= WHAT YOU NEED TO DO =
Gather all lines with the word "this" in them.

= SUPPLIED RECORDS =
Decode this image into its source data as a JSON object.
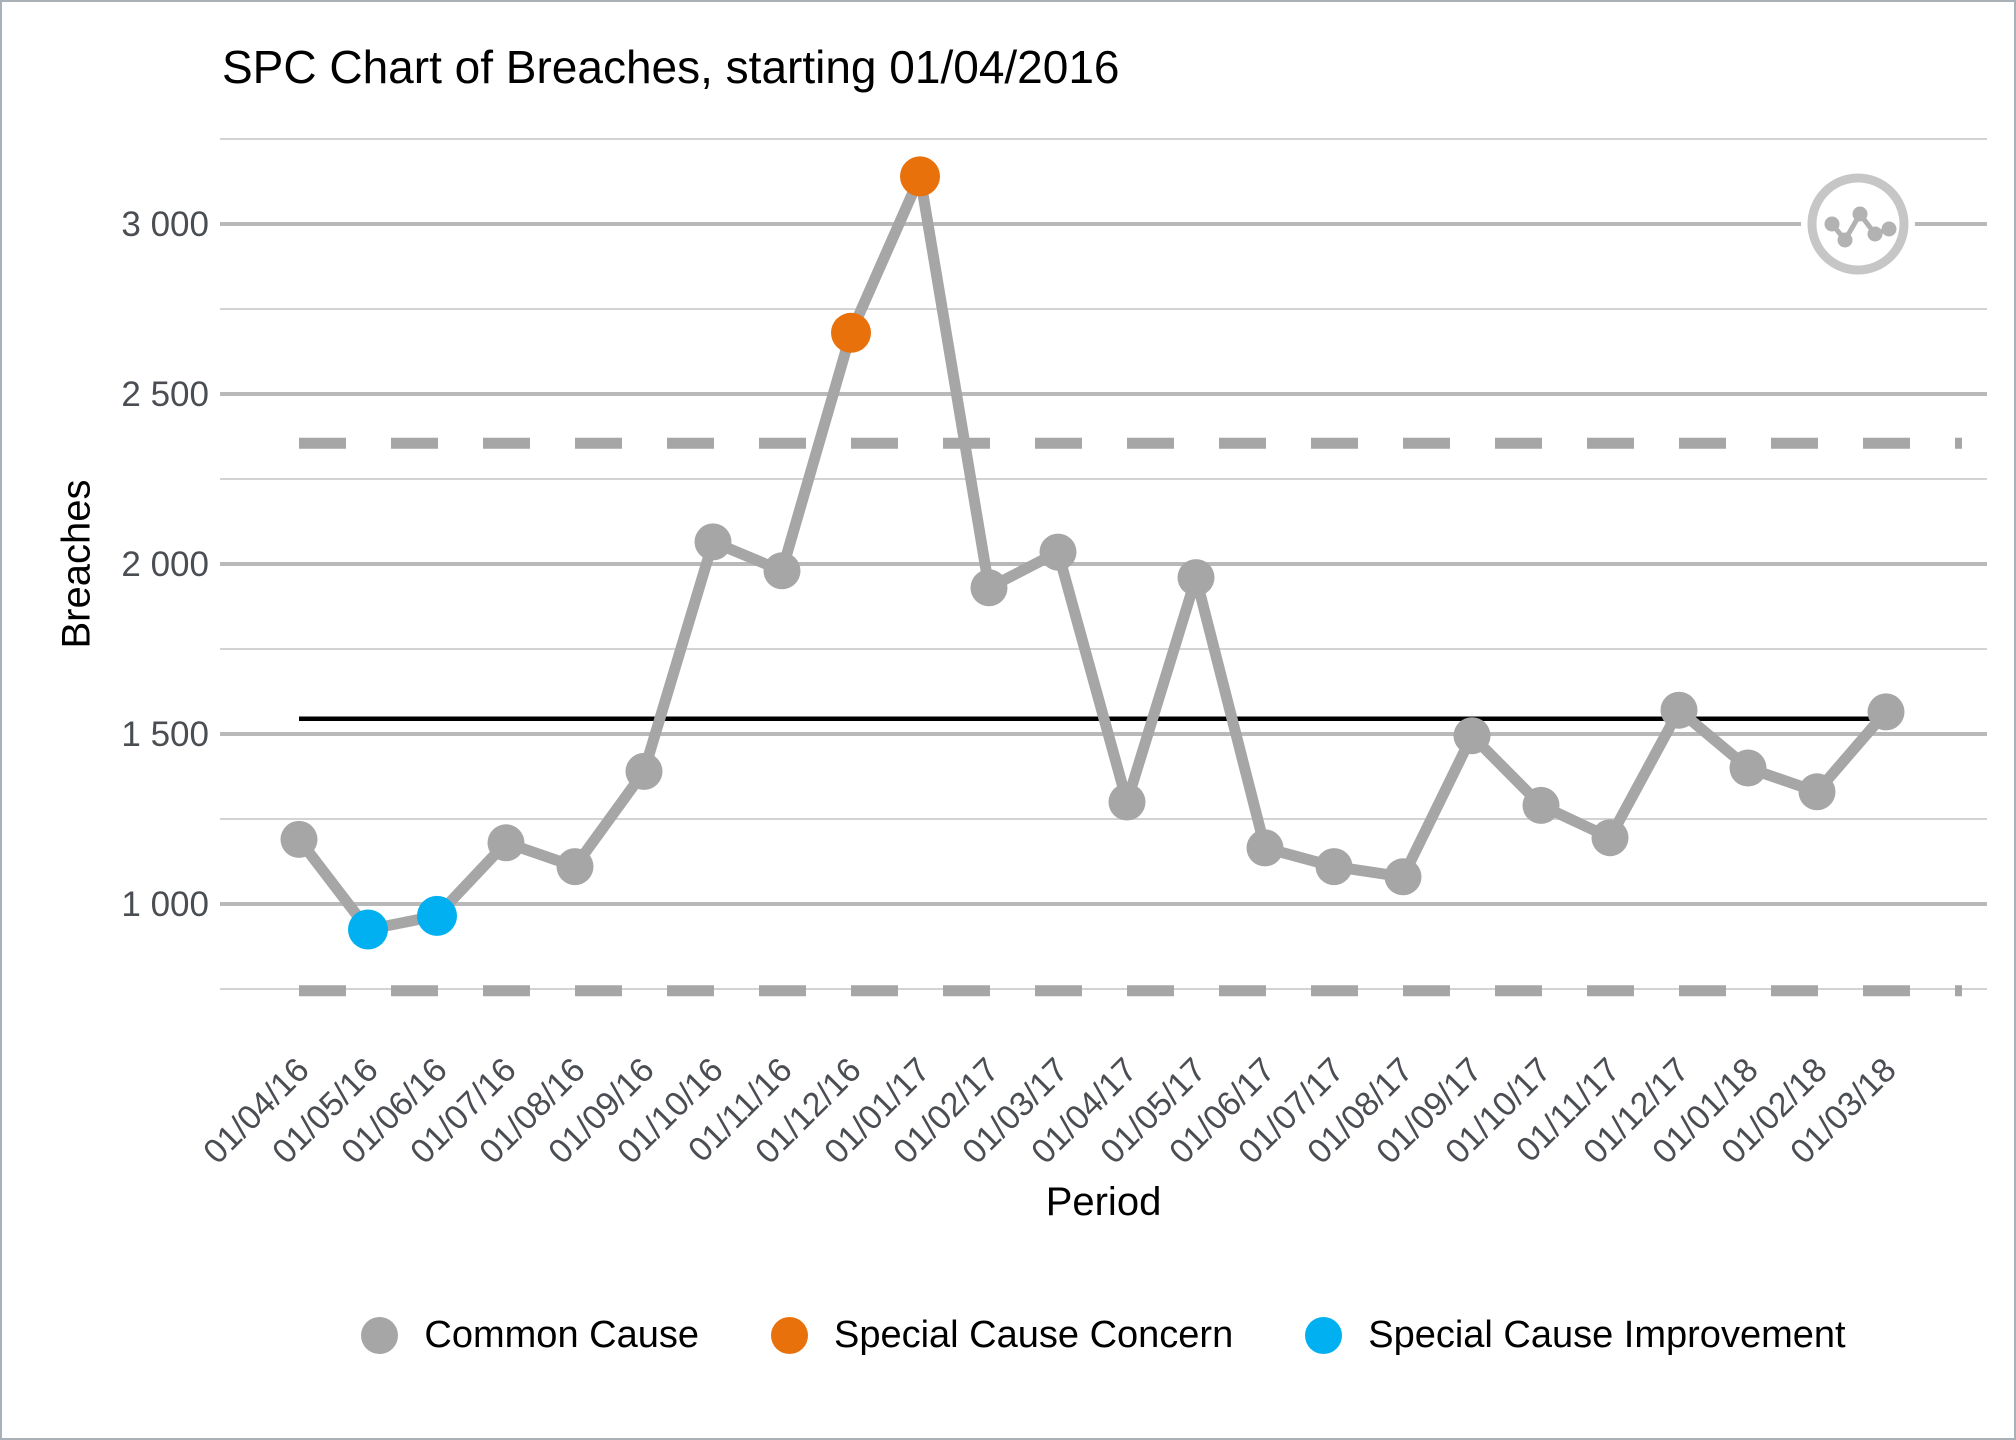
{
  "window": {
    "border_color": "#a9b0b6",
    "background": "#ffffff"
  },
  "chart_data": {
    "type": "line",
    "title": "SPC Chart of Breaches, starting 01/04/2016",
    "xlabel": "Period",
    "ylabel": "Breaches",
    "grid": true,
    "legend_position": "bottom",
    "categories": [
      "01/04/16",
      "01/05/16",
      "01/06/16",
      "01/07/16",
      "01/08/16",
      "01/09/16",
      "01/10/16",
      "01/11/16",
      "01/12/16",
      "01/01/17",
      "01/02/17",
      "01/03/17",
      "01/04/17",
      "01/05/17",
      "01/06/17",
      "01/07/17",
      "01/08/17",
      "01/09/17",
      "01/10/17",
      "01/11/17",
      "01/12/17",
      "01/01/18",
      "01/02/18",
      "01/03/18"
    ],
    "series": [
      {
        "name": "Breaches",
        "values": [
          1190,
          925,
          965,
          1180,
          1110,
          1390,
          2065,
          1980,
          2680,
          3140,
          1930,
          2035,
          1300,
          1960,
          1165,
          1110,
          1080,
          1495,
          1290,
          1195,
          1570,
          1400,
          1330,
          1565
        ]
      }
    ],
    "point_types": [
      "common",
      "improvement",
      "improvement",
      "common",
      "common",
      "common",
      "common",
      "common",
      "concern",
      "concern",
      "common",
      "common",
      "common",
      "common",
      "common",
      "common",
      "common",
      "common",
      "common",
      "common",
      "common",
      "common",
      "common",
      "common"
    ],
    "mean": 1545,
    "upper_control_limit": 2355,
    "lower_control_limit": 745,
    "ylim": [
      650,
      3350
    ],
    "yticks": [
      {
        "value": 1000,
        "label": "1 000"
      },
      {
        "value": 1500,
        "label": "1 500"
      },
      {
        "value": 2000,
        "label": "2 000"
      },
      {
        "value": 2500,
        "label": "2 500"
      },
      {
        "value": 3000,
        "label": "3 000"
      }
    ],
    "yticks_minor": [
      750,
      1250,
      1750,
      2250,
      2750,
      3250
    ],
    "colors": {
      "common": "#a6a6a6",
      "concern": "#e8710c",
      "improvement": "#00b0f0",
      "line": "#a6a6a6",
      "mean_line": "#000000",
      "limit_line": "#a6a6a6",
      "grid_major": "#b9b9b9",
      "grid_minor": "#d3d3d3",
      "tick_text": "#4a4e53",
      "icon_ring": "#c6c6c6",
      "icon_glyph": "#b2b2b2"
    }
  },
  "legend": {
    "items": [
      {
        "label": "Common Cause",
        "color": "#a6a6a6",
        "type": "common"
      },
      {
        "label": "Special Cause Concern",
        "color": "#e8710c",
        "type": "concern"
      },
      {
        "label": "Special Cause Improvement",
        "color": "#00b0f0",
        "type": "improvement"
      }
    ]
  },
  "corner_icon": "line-chart-icon"
}
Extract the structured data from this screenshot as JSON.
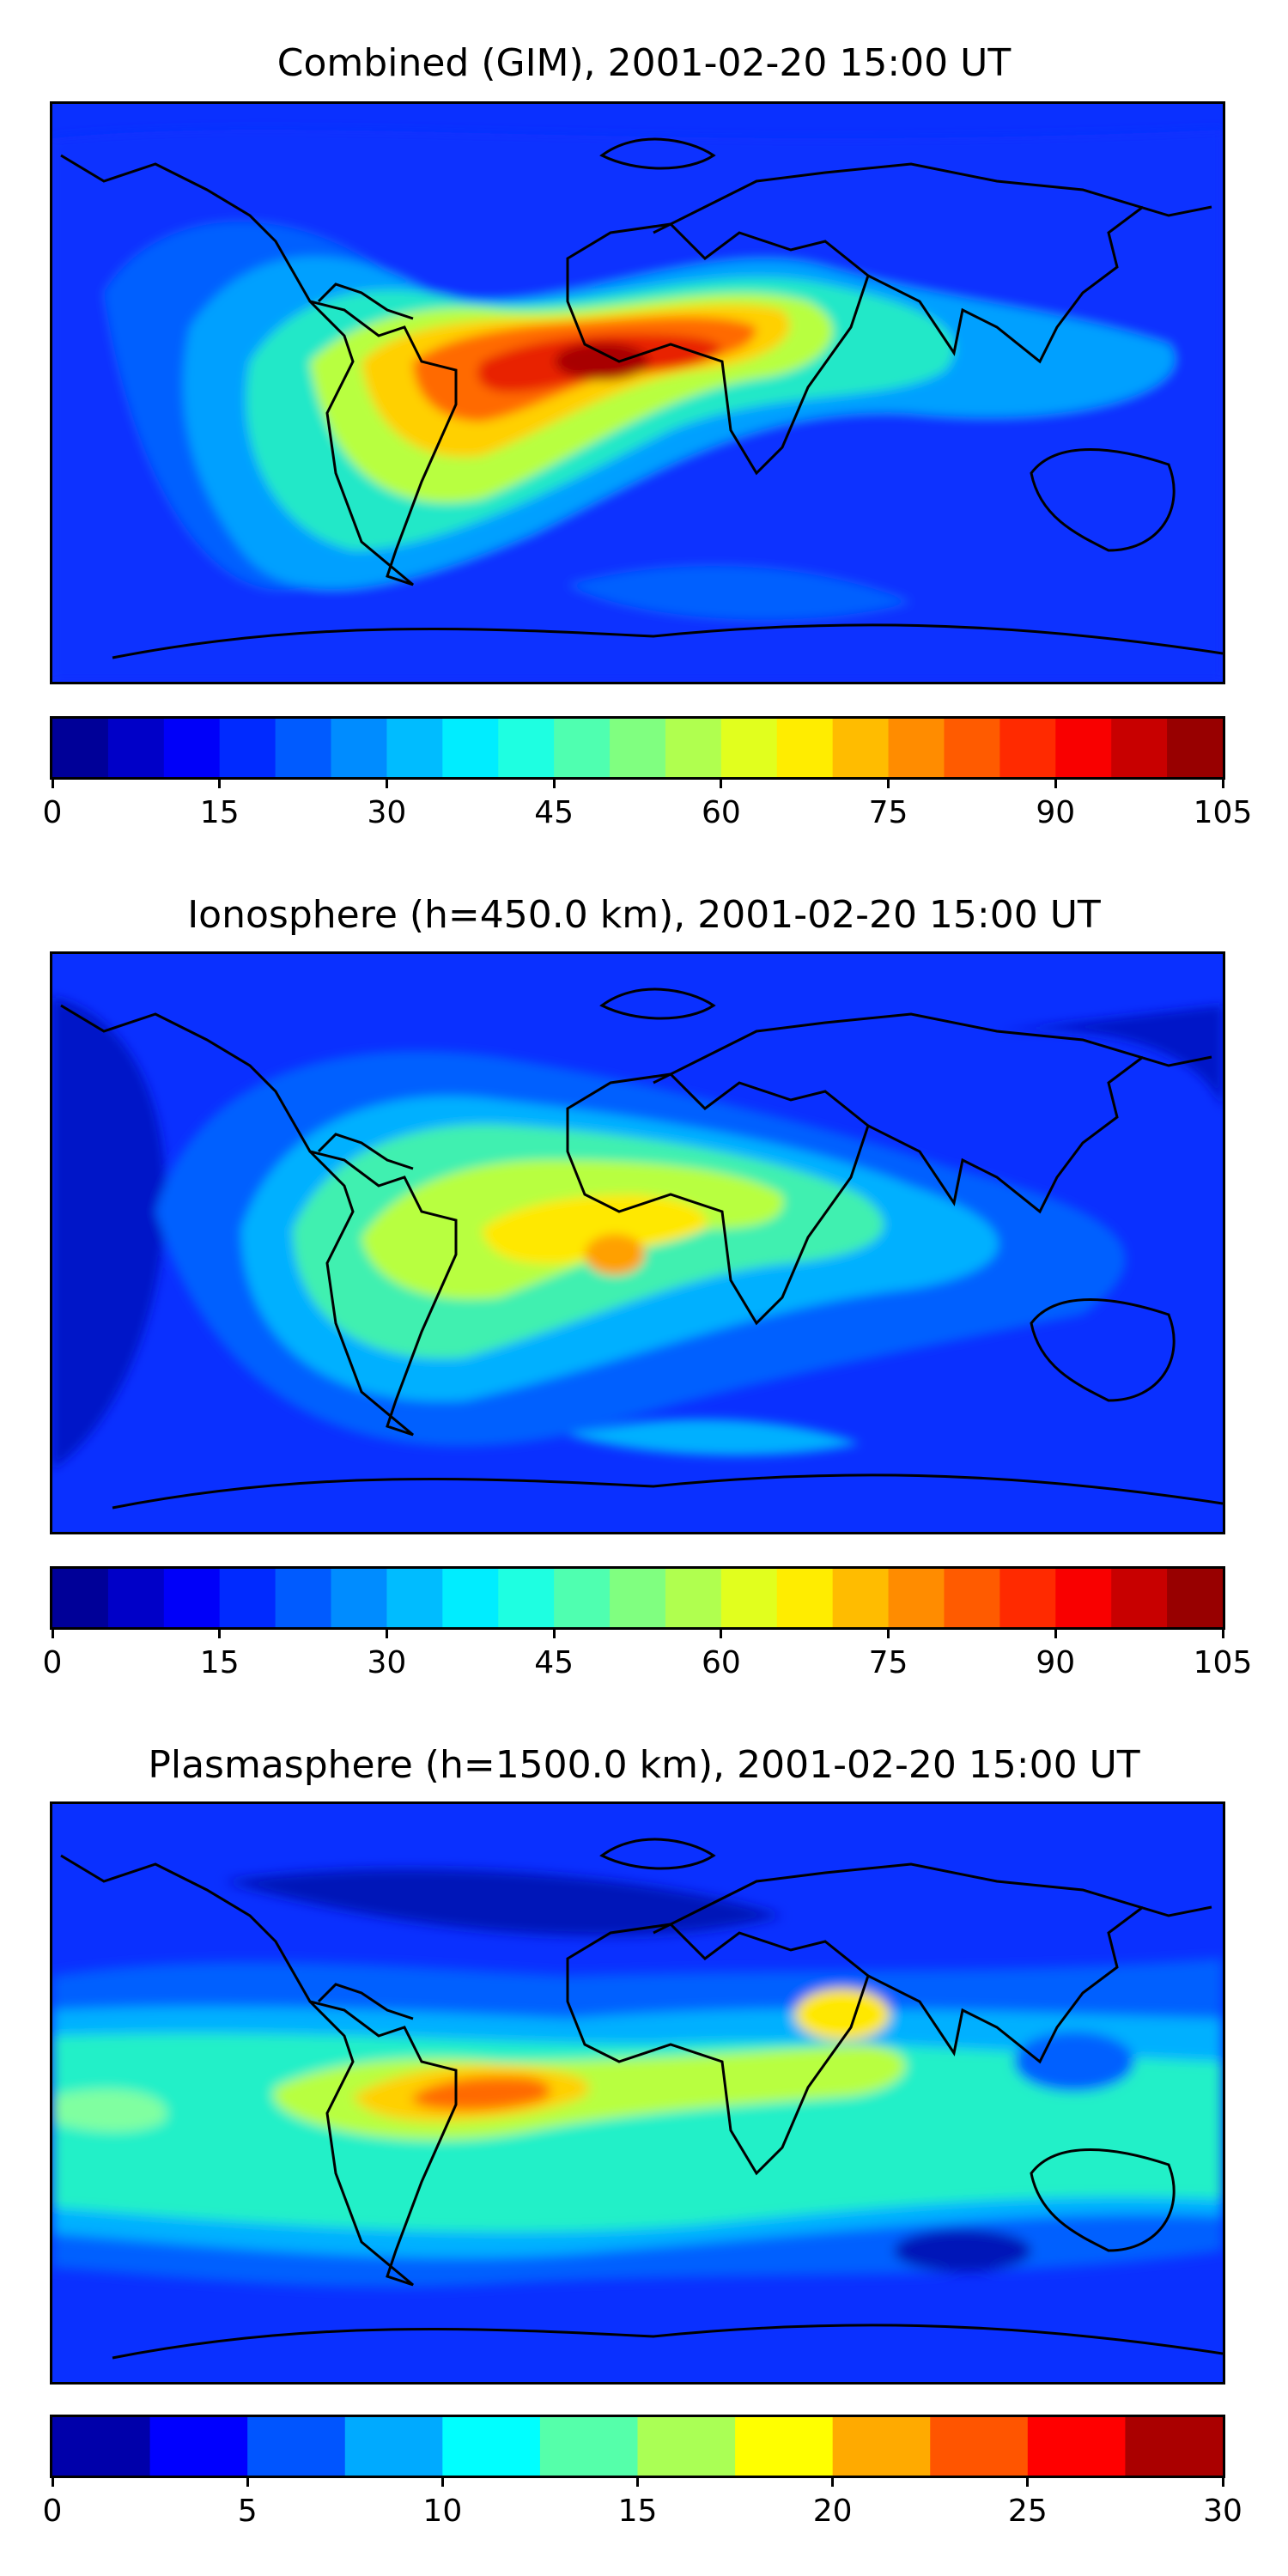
{
  "panels": [
    {
      "title": "Combined (GIM), 2001-02-20 15:00 UT",
      "colorbar": {
        "min": 0,
        "max": 105,
        "step": 5,
        "ticks": [
          "0",
          "15",
          "30",
          "45",
          "60",
          "75",
          "90",
          "105"
        ]
      }
    },
    {
      "title": "Ionosphere  (h=450.0 km), 2001-02-20 15:00 UT",
      "colorbar": {
        "min": 0,
        "max": 105,
        "step": 5,
        "ticks": [
          "0",
          "15",
          "30",
          "45",
          "60",
          "75",
          "90",
          "105"
        ]
      }
    },
    {
      "title": "Plasmasphere (h=1500.0 km), 2001-02-20 15:00 UT",
      "colorbar": {
        "min": 0,
        "max": 30,
        "step": 2.5,
        "ticks": [
          "0",
          "5",
          "10",
          "15",
          "20",
          "25",
          "30"
        ]
      }
    }
  ],
  "chart_data": [
    {
      "type": "heatmap",
      "title": "Combined (GIM), 2001-02-20 15:00 UT",
      "colormap": "jet",
      "levels": [
        0,
        5,
        10,
        15,
        20,
        25,
        30,
        35,
        40,
        45,
        50,
        55,
        60,
        65,
        70,
        75,
        80,
        85,
        90,
        95,
        100,
        105
      ],
      "colorbar_ticks": [
        0,
        15,
        30,
        45,
        60,
        75,
        90,
        105
      ],
      "features": [
        {
          "description": "equatorial anomaly maximum",
          "lon": -25,
          "lat": -5,
          "value": 100
        },
        {
          "description": "crest over Africa",
          "lon": 20,
          "lat": 0,
          "value": 88
        },
        {
          "description": "band over Indian Ocean / SE Asia",
          "lon": 90,
          "lat": 0,
          "value": 50
        },
        {
          "description": "night-side minimum",
          "lon": -160,
          "lat": 30,
          "value": 12
        }
      ]
    },
    {
      "type": "heatmap",
      "title": "Ionosphere  (h=450.0 km), 2001-02-20 15:00 UT",
      "colormap": "jet",
      "levels": [
        0,
        5,
        10,
        15,
        20,
        25,
        30,
        35,
        40,
        45,
        50,
        55,
        60,
        65,
        70,
        75,
        80,
        85,
        90,
        95,
        100,
        105
      ],
      "colorbar_ticks": [
        0,
        15,
        30,
        45,
        60,
        75,
        90,
        105
      ],
      "features": [
        {
          "description": "maximum over West Africa",
          "lon": 5,
          "lat": -5,
          "value": 77
        },
        {
          "description": "crest over South America / Africa",
          "lon": -20,
          "lat": 0,
          "value": 65
        },
        {
          "description": "night-side minimum",
          "lon": -170,
          "lat": 20,
          "value": 8
        }
      ]
    },
    {
      "type": "heatmap",
      "title": "Plasmasphere (h=1500.0 km), 2001-02-20 15:00 UT",
      "colormap": "jet",
      "levels": [
        0,
        2.5,
        5,
        7.5,
        10,
        12.5,
        15,
        17.5,
        20,
        22.5,
        25,
        27.5,
        30
      ],
      "colorbar_ticks": [
        0,
        5,
        10,
        15,
        20,
        25,
        30
      ],
      "features": [
        {
          "description": "maximum over Brazil",
          "lon": -50,
          "lat": -10,
          "value": 24
        },
        {
          "description": "secondary band over Africa",
          "lon": 20,
          "lat": -5,
          "value": 20
        },
        {
          "description": "high-latitude minimum",
          "lon": -40,
          "lat": 55,
          "value": 1
        }
      ]
    }
  ]
}
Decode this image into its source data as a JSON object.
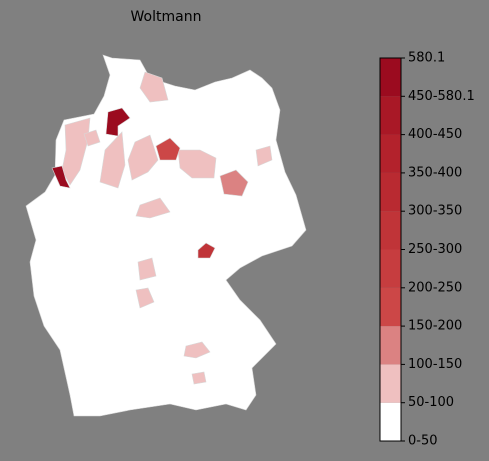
{
  "title": "Woltmann",
  "legend": {
    "labels": [
      "0-50",
      "50-100",
      "100-150",
      "150-200",
      "200-250",
      "250-300",
      "300-350",
      "350-400",
      "400-450",
      "450-580.1",
      "580.1"
    ],
    "colors": [
      "#ffffff",
      "#efc0c0",
      "#db8282",
      "#cc4747",
      "#c63d3f",
      "#c03438",
      "#b92a31",
      "#b3222c",
      "#a91826",
      "#9b0b1f"
    ]
  }
}
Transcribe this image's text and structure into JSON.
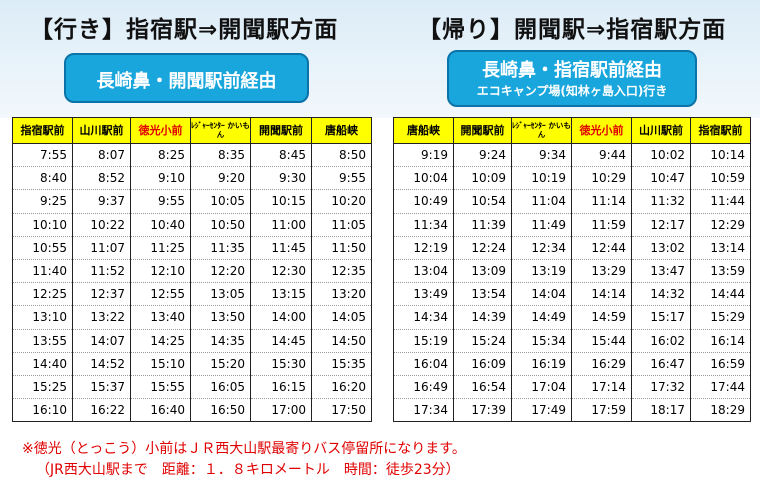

= TASK RESPONSE =
Decode this image into its source data as a JSON object.
Extract the structured data from this screenshot as JSON.
Decode this image into its source data as a JSON object.
Transcribe this image's text and structure into JSON.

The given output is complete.